[EXERCISE REQUIREMENTS] The records below must be output exactly, without pictures.

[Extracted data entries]
## Start
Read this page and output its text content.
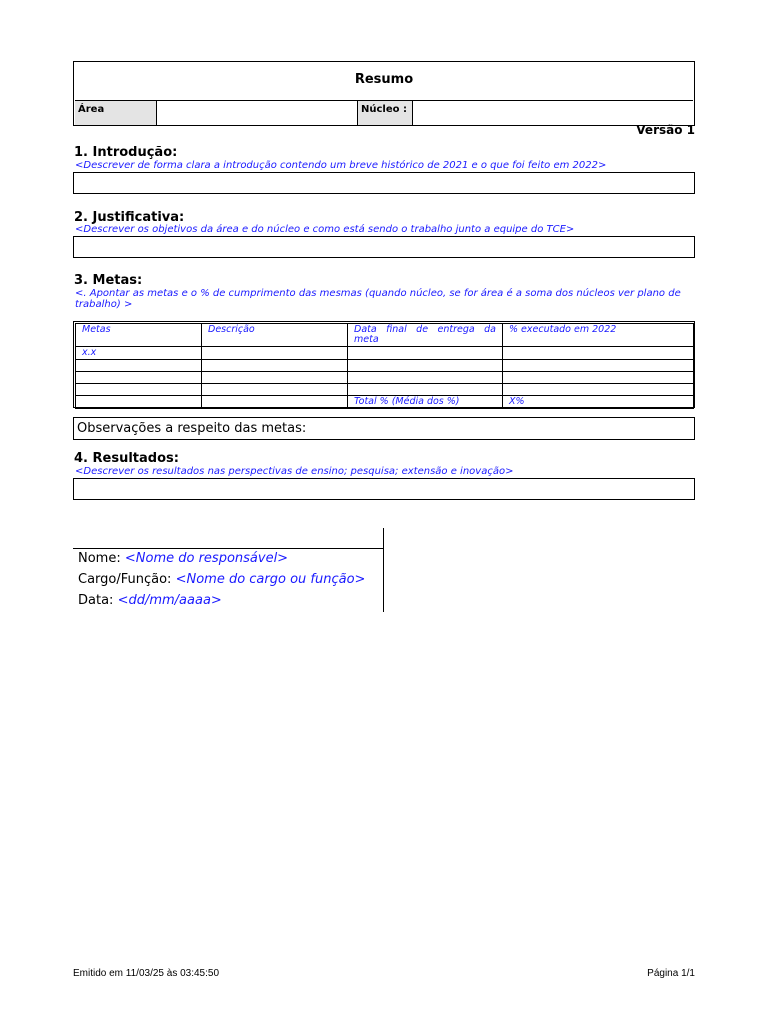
Resumo
Área	Núcleo :
Versão 1
1. Introdução:
<Descrever de forma clara a introdução contendo um breve histórico de 2021 e o que foi feito em 2022>
2. Justificativa:
<Descrever os objetivos da área e do núcleo e como está sendo o trabalho junto a equipe do TCE>
3. Metas:
<. Apontar as metas e o % de cumprimento das mesmas (quando núcleo, se for área é a soma dos núcleos ver plano de trabalho) >
Metas	Descrição	Data final de entrega da meta	% executado em 2022
x.x			

		Total % (Média dos %)	X%
Observações a respeito das metas:
4. Resultados:
<Descrever os resultados nas perspectivas de ensino; pesquisa; extensão e inovação>
Nome: <Nome do responsável>
Cargo/Função: <Nome do cargo ou função>
Data: <dd/mm/aaaa>
Emitido em 11/03/25 às 03:45:50	Página 1/1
## End
[FINAL RESULT]
Read this page and output its text content.
Resumo
Área	Núcleo :
Versão 1
1. Introdução:
<Descrever de forma clara a introdução contendo um breve histórico de 2021 e o que foi feito em 2022>
2. Justificativa:
<Descrever os objetivos da área e do núcleo e como está sendo o trabalho junto a equipe do TCE>
3. Metas:
<. Apontar as metas e o % de cumprimento das mesmas (quando núcleo, se for área é a soma dos núcleos ver plano de trabalho) >
Metas	Descrição	Data final de entrega da meta	% executado em 2022
x.x			

		Total % (Média dos %)	X%
Observações a respeito das metas:
4. Resultados:
<Descrever os resultados nas perspectivas de ensino; pesquisa; extensão e inovação>
Nome: <Nome do responsável>
Cargo/Função: <Nome do cargo ou função>
Data: <dd/mm/aaaa>
Emitido em 11/03/25 às 03:45:50	Página 1/1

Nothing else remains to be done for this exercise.